--- Start ---

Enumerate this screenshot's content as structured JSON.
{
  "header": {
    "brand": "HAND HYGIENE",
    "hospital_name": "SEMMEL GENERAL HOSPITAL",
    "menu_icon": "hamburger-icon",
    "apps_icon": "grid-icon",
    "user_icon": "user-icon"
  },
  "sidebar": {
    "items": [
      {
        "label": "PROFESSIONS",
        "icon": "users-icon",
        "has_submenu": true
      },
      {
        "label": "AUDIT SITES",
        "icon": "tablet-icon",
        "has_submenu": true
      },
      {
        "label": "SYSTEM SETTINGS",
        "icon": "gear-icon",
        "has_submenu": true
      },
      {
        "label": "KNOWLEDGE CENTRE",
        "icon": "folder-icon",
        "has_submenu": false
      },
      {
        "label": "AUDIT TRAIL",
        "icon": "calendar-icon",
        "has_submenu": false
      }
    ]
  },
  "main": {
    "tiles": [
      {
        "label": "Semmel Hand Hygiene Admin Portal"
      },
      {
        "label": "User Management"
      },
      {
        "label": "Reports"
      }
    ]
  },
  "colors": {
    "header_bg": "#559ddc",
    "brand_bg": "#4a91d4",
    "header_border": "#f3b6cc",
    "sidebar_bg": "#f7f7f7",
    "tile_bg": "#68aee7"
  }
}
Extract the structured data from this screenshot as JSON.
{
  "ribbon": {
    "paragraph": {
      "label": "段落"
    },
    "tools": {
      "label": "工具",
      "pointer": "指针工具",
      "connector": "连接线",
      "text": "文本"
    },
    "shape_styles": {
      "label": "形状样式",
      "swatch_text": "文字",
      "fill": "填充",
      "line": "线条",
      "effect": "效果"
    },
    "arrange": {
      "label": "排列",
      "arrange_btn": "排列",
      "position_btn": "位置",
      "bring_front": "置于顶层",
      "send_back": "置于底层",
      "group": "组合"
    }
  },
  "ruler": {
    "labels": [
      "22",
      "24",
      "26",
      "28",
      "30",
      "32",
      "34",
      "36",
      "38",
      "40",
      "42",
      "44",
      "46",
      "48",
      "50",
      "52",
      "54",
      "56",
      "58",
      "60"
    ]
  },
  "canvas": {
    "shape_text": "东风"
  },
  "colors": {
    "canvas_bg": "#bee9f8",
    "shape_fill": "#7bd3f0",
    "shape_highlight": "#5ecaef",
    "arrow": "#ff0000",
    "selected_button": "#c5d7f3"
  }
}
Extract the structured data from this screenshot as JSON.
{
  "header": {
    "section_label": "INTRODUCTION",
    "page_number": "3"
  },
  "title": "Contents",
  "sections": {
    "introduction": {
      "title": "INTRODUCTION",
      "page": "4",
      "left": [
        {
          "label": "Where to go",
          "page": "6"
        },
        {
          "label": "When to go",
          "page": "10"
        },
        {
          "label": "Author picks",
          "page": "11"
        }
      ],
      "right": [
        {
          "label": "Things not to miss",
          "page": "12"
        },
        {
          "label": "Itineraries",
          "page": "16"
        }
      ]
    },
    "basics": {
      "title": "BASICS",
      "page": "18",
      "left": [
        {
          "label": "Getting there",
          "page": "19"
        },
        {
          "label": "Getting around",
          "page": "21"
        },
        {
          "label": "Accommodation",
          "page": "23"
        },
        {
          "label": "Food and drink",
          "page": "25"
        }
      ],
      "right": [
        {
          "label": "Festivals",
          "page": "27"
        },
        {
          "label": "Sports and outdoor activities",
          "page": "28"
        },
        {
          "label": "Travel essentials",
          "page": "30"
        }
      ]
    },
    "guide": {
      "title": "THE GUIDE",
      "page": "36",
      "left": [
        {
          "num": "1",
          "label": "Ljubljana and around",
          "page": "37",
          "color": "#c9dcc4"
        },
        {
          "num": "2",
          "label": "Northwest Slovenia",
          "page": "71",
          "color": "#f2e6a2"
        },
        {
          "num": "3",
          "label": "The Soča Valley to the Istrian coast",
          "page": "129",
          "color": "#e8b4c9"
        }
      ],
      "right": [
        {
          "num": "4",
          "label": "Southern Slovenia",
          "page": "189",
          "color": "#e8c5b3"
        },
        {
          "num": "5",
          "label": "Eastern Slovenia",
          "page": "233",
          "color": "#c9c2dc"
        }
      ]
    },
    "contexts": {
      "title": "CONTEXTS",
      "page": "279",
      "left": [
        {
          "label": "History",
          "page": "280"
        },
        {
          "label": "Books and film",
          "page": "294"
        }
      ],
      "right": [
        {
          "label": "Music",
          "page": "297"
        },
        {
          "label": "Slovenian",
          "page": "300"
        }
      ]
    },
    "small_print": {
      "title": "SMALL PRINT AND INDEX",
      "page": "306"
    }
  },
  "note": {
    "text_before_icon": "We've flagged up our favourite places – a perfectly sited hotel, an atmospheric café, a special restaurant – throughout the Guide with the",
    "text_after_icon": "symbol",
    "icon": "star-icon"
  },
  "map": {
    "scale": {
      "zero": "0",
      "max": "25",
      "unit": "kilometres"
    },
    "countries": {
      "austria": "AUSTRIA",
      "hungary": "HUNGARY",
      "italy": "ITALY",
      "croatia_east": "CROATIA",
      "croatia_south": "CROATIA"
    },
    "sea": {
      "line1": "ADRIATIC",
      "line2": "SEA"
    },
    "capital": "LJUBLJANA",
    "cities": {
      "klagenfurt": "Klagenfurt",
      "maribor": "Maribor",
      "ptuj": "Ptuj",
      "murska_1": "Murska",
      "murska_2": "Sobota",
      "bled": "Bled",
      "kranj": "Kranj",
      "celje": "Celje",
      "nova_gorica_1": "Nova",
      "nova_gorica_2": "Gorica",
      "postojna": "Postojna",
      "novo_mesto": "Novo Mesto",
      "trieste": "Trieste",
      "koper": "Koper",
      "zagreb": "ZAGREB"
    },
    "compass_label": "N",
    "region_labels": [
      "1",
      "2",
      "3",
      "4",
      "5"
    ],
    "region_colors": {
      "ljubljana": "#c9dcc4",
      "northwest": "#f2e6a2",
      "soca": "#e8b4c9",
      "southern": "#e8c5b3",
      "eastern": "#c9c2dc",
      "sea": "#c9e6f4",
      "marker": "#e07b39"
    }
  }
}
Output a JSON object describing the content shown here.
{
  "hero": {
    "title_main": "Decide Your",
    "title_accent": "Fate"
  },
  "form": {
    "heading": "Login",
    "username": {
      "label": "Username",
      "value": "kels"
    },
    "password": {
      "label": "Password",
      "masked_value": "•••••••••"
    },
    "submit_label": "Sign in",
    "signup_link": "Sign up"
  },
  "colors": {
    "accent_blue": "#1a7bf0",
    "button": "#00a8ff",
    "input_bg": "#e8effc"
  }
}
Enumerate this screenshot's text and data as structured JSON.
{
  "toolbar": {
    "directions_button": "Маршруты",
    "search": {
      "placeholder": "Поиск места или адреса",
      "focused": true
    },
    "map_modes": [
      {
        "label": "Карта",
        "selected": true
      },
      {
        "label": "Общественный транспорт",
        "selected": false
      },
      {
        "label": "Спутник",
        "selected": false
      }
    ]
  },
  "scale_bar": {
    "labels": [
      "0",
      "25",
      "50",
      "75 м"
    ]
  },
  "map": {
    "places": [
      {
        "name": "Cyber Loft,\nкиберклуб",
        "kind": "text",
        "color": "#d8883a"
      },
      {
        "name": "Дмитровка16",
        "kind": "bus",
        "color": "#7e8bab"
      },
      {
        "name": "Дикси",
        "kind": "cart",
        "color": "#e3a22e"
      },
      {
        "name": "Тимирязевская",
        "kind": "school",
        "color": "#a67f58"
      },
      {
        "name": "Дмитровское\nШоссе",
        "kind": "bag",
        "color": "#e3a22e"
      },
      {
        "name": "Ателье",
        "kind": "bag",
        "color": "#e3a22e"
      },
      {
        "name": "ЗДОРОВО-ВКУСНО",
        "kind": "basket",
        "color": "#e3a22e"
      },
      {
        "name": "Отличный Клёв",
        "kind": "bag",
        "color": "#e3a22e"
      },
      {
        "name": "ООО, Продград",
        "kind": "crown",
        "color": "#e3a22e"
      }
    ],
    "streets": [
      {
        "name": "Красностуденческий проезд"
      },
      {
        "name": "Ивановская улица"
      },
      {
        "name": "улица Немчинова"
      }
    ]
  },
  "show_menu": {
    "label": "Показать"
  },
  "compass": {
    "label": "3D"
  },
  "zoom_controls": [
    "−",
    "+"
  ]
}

--- End ---

Go through the material above and count the lines that contain "Getting"; give that number alone.

2